▶ [Brief]: Tell how many lines include the string "content". Answer with a single number.

▶ [Given data]:

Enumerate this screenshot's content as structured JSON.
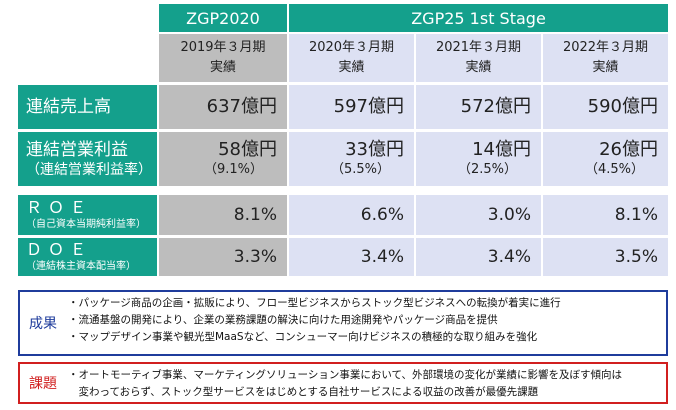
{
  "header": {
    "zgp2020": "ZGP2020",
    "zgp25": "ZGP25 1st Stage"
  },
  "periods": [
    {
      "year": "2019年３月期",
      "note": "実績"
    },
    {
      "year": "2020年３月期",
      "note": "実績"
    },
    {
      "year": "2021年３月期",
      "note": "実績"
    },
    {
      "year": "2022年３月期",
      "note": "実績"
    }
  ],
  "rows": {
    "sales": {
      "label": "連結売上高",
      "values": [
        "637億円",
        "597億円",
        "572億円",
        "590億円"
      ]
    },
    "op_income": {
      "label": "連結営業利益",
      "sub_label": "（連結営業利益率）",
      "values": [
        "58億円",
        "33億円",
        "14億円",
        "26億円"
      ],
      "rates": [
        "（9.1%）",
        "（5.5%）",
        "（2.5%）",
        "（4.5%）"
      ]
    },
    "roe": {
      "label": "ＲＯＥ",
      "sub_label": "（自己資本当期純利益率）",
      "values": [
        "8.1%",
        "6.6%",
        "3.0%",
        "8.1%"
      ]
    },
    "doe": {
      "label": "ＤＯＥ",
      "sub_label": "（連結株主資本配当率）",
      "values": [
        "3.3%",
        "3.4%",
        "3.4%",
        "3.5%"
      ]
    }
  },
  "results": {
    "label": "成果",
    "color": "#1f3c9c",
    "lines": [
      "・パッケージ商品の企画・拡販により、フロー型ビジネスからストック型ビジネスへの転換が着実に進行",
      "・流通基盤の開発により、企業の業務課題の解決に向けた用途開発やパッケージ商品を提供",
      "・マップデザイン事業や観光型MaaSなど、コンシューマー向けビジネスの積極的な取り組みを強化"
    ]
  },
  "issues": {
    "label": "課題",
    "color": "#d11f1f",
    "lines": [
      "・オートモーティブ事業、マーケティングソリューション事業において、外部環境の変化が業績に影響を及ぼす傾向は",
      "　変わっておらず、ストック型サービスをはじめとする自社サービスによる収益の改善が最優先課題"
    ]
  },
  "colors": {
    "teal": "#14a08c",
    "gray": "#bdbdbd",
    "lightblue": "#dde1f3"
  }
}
* * *
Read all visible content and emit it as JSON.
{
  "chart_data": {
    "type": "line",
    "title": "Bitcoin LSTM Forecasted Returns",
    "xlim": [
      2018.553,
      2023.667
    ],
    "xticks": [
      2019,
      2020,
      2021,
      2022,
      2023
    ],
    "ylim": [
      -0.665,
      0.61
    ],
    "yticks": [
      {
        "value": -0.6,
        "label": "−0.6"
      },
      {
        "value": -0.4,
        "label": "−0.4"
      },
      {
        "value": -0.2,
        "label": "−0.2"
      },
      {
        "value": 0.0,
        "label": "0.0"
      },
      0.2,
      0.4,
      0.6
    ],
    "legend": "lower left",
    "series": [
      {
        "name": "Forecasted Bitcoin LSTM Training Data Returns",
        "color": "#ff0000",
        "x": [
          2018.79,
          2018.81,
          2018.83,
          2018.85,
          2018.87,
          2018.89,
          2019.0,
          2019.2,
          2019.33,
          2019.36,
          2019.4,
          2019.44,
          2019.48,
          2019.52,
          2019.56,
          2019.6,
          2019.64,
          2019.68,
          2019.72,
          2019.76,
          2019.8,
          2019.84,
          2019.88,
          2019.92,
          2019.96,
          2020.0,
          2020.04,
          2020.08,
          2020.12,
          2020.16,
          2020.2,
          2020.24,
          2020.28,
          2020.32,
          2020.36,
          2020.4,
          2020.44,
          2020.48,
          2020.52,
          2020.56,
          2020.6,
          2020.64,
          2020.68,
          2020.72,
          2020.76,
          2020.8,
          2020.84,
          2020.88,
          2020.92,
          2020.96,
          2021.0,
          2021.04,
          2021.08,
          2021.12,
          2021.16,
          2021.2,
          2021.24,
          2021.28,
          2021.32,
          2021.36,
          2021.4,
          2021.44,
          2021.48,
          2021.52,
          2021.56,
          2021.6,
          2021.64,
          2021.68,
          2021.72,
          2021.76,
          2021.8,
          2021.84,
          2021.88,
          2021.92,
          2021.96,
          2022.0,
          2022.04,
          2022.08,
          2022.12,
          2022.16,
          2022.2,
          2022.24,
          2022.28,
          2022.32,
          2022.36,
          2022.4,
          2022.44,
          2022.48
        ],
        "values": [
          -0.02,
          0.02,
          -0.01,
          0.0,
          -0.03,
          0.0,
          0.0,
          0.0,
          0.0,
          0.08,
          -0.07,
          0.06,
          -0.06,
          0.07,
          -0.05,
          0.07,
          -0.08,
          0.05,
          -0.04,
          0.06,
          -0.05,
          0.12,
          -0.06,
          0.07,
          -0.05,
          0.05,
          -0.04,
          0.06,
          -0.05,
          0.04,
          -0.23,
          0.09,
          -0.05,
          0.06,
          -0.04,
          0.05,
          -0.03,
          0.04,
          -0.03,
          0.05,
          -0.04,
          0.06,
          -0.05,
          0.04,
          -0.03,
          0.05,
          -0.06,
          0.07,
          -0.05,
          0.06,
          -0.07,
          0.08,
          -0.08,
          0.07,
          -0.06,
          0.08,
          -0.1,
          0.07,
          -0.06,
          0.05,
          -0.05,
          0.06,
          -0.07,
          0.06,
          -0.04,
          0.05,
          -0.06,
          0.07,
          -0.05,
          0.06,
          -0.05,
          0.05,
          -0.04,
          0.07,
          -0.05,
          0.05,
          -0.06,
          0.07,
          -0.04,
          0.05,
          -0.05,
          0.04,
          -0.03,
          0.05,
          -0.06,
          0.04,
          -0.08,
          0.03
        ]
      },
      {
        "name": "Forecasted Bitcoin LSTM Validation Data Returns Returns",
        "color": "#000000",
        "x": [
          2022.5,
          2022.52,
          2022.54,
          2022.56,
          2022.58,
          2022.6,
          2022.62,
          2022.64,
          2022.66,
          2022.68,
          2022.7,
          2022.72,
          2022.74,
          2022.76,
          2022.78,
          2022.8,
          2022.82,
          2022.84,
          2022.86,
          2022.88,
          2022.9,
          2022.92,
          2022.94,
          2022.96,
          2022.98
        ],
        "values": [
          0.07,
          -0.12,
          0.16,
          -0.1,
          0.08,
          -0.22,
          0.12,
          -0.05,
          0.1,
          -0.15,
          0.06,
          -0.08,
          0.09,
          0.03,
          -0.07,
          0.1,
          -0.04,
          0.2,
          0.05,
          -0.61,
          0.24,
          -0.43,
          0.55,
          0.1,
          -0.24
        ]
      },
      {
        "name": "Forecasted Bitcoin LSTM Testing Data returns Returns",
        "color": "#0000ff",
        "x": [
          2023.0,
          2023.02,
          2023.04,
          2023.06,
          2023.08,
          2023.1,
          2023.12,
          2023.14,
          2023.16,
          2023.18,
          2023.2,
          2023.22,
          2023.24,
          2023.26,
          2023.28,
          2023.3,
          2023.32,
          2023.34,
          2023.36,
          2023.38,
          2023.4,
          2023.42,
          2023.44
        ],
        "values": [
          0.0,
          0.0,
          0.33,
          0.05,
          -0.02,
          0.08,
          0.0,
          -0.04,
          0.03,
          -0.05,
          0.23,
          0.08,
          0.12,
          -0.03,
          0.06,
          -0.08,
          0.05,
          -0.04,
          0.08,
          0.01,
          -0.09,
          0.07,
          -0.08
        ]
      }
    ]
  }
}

▶ [The response]: 2